Copy out the lines that have "text" in them.

-------- SOURCE DATA --------

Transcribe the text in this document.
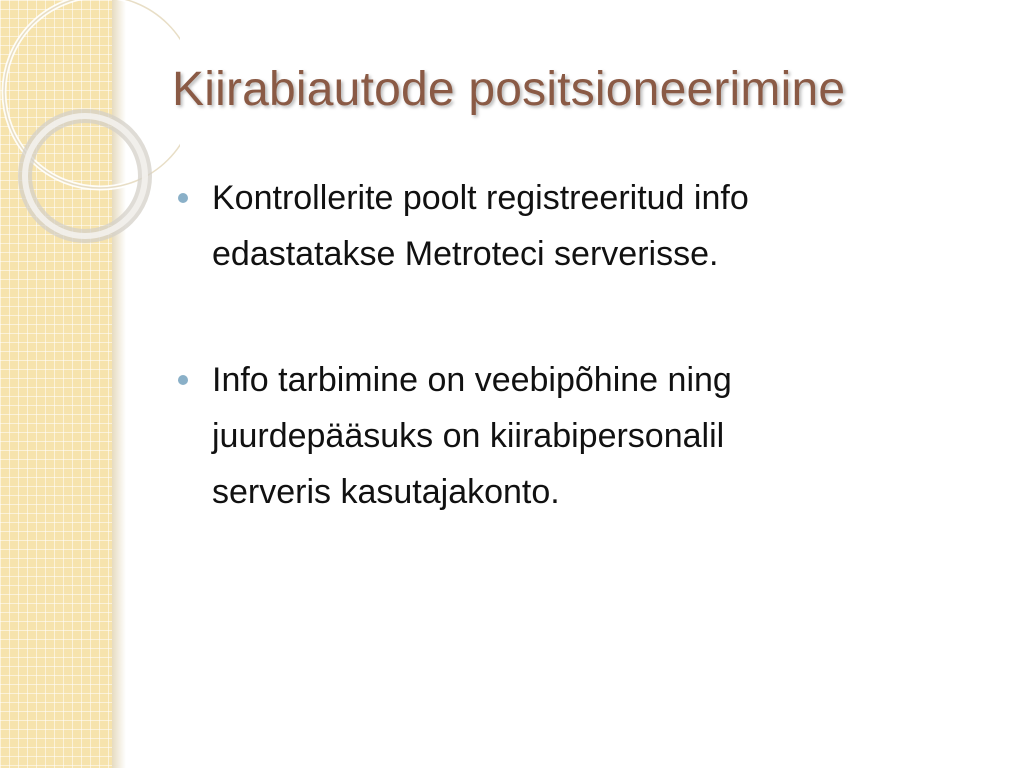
Kiirabiautode positsioneerimine
Kontrollerite poolt registreeritud info
edastatakse Metroteci serverisse.
Info tarbimine on veebipõhine ning
juurdepääsuks on kiirabipersonalil
serveris kasutajakonto.
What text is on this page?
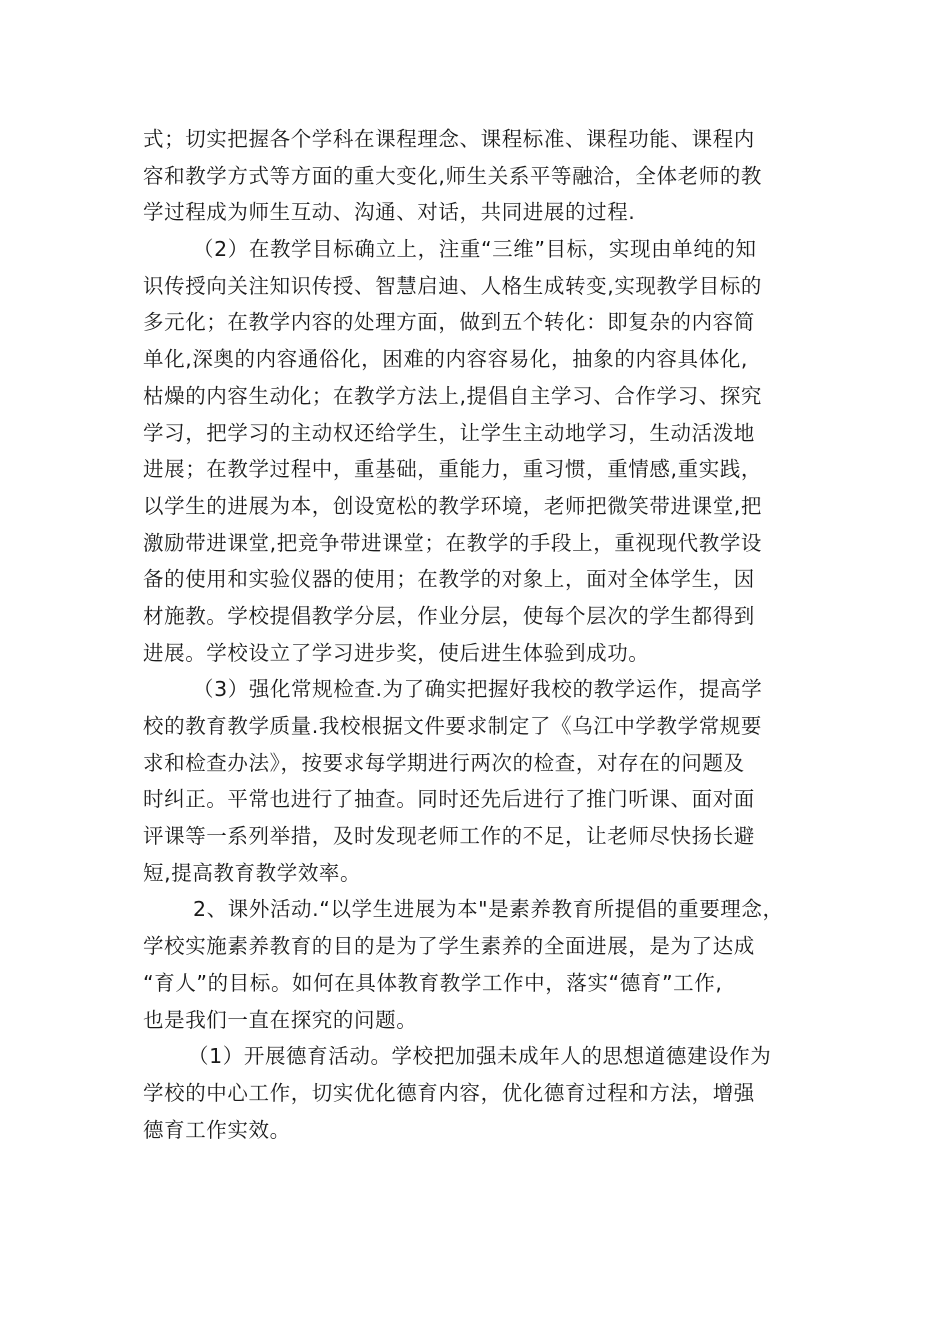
式；切实把握各个学科在课程理念、课程标准、课程功能、课程内
容和教学方式等方面的重大变化,师生关系平等融洽，全体老师的教
学过程成为师生互动、沟通、对话，共同进展的过程.
（2）在教学目标确立上，注重“三维”目标，实现由单纯的知
识传授向关注知识传授、智慧启迪、人格生成转变,实现教学目标的
多元化；在教学内容的处理方面，做到五个转化：即复杂的内容简
单化,深奥的内容通俗化，困难的内容容易化，抽象的内容具体化,
枯燥的内容生动化；在教学方法上,提倡自主学习、合作学习、探究
学习，把学习的主动权还给学生，让学生主动地学习，生动活泼地
进展；在教学过程中，重基础，重能力，重习惯，重情感,重实践，
以学生的进展为本，创设宽松的教学环境，老师把微笑带进课堂,把
激励带进课堂,把竞争带进课堂；在教学的手段上，重视现代教学设
备的使用和实验仪器的使用；在教学的对象上，面对全体学生，因
材施教。学校提倡教学分层，作业分层，使每个层次的学生都得到
进展。学校设立了学习进步奖，使后进生体验到成功。
（3）强化常规检查.为了确实把握好我校的教学运作，提高学
校的教育教学质量.我校根据文件要求制定了《乌江中学教学常规要
求和检查办法》，按要求每学期进行两次的检查，对存在的问题及
时纠正。平常也进行了抽查。同时还先后进行了推门听课、面对面
评课等一系列举措，及时发现老师工作的不足，让老师尽快扬长避
短,提高教育教学效率。
2、课外活动.“以学生进展为本"是素养教育所提倡的重要理念，
学校实施素养教育的目的是为了学生素养的全面进展，是为了达成
“育人”的目标。如何在具体教育教学工作中，落实“德育”工作,
也是我们一直在探究的问题。
（1）开展德育活动。学校把加强未成年人的思想道德建设作为
学校的中心工作，切实优化德育内容，优化德育过程和方法，增强
德育工作实效。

--------

## EXPECTED ANSWER
Transcribe the text in this document.
What text is on this page?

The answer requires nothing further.